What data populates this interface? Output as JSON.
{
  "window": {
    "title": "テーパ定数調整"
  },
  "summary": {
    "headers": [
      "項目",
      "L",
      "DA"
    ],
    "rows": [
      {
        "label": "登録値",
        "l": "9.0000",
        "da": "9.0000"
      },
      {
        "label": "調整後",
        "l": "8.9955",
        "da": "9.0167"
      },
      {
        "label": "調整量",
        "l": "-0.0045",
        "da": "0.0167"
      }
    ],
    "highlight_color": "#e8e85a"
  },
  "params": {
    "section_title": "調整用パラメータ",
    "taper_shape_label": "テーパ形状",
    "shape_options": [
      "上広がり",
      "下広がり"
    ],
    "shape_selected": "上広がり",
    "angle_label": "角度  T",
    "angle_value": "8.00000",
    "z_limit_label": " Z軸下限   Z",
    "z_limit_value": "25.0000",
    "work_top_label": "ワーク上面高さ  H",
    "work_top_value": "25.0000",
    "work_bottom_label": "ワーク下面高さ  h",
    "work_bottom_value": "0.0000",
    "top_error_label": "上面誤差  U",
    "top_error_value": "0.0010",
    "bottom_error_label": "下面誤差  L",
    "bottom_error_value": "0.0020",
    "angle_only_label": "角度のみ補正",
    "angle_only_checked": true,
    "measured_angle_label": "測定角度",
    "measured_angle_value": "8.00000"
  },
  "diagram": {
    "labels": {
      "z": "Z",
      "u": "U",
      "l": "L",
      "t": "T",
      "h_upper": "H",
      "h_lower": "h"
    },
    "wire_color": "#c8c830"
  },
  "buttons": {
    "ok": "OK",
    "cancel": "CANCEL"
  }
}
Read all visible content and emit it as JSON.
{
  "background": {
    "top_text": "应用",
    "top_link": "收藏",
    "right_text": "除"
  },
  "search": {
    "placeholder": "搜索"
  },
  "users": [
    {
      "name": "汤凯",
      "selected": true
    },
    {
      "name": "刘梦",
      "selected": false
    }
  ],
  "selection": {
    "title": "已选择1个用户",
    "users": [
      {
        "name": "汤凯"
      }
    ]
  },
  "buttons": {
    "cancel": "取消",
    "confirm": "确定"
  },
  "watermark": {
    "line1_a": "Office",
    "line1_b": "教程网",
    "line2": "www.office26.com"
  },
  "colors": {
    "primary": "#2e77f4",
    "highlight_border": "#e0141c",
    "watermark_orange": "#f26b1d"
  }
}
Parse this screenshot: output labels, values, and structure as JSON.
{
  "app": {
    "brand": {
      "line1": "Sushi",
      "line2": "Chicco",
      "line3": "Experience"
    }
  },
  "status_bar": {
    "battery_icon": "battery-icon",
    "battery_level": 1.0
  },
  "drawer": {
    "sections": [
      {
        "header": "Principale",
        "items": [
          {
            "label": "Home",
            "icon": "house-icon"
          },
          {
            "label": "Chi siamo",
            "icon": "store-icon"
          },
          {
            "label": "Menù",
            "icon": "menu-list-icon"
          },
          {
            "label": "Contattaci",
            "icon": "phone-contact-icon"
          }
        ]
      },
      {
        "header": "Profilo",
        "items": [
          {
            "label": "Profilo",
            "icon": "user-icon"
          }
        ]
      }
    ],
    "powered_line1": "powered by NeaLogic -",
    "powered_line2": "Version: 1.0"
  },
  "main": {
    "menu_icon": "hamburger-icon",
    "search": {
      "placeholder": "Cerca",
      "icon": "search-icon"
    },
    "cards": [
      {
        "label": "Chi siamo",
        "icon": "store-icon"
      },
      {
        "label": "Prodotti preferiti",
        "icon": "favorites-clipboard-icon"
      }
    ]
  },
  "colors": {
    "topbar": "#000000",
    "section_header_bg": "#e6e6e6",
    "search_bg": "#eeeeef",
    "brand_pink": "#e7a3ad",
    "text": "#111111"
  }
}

EXERCISE REQUIREMENTS: Note every line above where the string "this" shows up, and copy those lines.

RESULT:
What data populates this interface? Output as JSON.
Parse this screenshot: output labels, values, and structure as JSON.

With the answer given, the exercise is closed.